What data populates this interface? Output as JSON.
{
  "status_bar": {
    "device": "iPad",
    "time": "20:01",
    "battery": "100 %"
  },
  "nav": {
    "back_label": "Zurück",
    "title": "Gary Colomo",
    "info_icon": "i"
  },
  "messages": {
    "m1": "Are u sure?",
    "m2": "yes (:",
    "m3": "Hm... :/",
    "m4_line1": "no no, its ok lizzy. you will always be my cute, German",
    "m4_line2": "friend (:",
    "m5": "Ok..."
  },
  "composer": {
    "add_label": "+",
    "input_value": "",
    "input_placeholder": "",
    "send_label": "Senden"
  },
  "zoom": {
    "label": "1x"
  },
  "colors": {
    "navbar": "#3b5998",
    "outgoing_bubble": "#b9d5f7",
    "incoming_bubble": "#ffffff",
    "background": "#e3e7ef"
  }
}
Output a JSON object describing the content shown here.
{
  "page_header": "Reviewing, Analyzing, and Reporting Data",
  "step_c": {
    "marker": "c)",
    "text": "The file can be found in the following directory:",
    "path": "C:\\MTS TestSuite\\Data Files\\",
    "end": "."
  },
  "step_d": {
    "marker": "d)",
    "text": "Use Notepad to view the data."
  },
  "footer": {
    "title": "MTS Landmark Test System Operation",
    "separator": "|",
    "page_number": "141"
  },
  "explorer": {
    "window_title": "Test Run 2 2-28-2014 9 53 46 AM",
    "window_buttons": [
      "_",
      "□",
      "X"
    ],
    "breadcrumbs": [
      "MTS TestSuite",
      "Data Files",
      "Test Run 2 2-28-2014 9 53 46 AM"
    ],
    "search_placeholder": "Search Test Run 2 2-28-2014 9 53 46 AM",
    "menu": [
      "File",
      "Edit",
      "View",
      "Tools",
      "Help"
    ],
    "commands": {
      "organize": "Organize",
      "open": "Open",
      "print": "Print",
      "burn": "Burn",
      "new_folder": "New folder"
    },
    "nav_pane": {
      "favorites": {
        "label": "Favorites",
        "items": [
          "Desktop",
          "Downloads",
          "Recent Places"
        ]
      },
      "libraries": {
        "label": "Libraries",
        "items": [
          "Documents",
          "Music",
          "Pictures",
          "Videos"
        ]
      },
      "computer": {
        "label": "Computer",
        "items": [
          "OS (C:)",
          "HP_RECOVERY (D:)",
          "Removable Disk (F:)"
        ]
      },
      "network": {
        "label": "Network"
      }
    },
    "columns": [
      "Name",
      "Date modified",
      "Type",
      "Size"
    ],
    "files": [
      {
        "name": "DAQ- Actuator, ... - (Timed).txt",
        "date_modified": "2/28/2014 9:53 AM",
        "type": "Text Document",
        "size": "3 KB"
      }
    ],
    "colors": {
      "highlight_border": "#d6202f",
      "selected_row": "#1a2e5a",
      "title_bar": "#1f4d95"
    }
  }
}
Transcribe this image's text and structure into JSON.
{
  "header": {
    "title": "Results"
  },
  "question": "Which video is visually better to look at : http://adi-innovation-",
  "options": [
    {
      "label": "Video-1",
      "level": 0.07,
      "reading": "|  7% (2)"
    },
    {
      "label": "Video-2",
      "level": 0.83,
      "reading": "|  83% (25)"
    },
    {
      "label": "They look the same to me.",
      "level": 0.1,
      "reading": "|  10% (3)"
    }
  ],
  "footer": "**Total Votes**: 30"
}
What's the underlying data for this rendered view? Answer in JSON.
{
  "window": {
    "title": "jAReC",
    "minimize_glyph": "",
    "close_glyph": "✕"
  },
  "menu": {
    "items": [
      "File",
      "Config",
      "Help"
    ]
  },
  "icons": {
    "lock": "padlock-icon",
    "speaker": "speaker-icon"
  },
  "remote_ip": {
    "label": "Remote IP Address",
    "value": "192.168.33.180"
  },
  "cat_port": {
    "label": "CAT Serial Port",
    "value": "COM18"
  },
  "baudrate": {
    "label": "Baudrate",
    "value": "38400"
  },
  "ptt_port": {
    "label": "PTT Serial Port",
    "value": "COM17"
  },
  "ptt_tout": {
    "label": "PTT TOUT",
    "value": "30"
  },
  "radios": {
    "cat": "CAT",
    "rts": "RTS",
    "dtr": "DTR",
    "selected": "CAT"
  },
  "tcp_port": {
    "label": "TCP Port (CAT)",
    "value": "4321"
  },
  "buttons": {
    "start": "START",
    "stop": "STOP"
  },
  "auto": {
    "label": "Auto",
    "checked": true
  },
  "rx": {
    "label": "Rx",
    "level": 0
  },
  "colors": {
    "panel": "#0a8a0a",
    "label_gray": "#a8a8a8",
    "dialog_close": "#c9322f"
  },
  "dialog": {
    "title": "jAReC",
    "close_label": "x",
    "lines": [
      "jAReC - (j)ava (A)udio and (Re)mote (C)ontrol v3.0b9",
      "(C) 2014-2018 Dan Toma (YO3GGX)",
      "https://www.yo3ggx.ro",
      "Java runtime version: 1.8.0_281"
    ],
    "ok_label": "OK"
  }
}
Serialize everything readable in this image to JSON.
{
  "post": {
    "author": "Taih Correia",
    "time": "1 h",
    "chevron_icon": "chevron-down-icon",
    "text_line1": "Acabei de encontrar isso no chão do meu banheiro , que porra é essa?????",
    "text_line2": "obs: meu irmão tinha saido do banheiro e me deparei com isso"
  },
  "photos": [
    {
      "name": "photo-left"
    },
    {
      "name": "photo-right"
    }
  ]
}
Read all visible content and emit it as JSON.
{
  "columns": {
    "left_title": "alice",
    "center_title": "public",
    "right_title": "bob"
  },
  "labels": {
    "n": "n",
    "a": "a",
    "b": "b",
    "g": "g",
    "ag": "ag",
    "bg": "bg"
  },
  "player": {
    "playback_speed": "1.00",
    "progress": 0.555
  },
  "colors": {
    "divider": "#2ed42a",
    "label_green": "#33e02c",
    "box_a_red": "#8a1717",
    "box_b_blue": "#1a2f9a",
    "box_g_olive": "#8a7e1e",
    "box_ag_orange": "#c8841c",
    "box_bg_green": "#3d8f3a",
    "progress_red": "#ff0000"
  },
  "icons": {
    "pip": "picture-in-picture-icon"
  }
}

** Direction **
Repeat only the lines from the one holding "Serialize everything readable" through the last line of the data.

** Problem solution **
Serialize everything readable in this image to JSON.
{
  "post": {
    "author": "Taih Correia",
    "time": "1 h",
    "chevron_icon": "chevron-down-icon",
    "text_line1": "Acabei de encontrar isso no chão do meu banheiro , que porra é essa?????",
    "text_line2": "obs: meu irmão tinha saido do banheiro e me deparei com isso"
  },
  "photos": [
    {
      "name": "photo-left"
    },
    {
      "name": "photo-right"
    }
  ]
}
Read all visible content and emit it as JSON.
{
  "columns": {
    "left_title": "alice",
    "center_title": "public",
    "right_title": "bob"
  },
  "labels": {
    "n": "n",
    "a": "a",
    "b": "b",
    "g": "g",
    "ag": "ag",
    "bg": "bg"
  },
  "player": {
    "playback_speed": "1.00",
    "progress": 0.555
  },
  "colors": {
    "divider": "#2ed42a",
    "label_green": "#33e02c",
    "box_a_red": "#8a1717",
    "box_b_blue": "#1a2f9a",
    "box_g_olive": "#8a7e1e",
    "box_ag_orange": "#c8841c",
    "box_bg_green": "#3d8f3a",
    "progress_red": "#ff0000"
  },
  "icons": {
    "pip": "picture-in-picture-icon"
  }
}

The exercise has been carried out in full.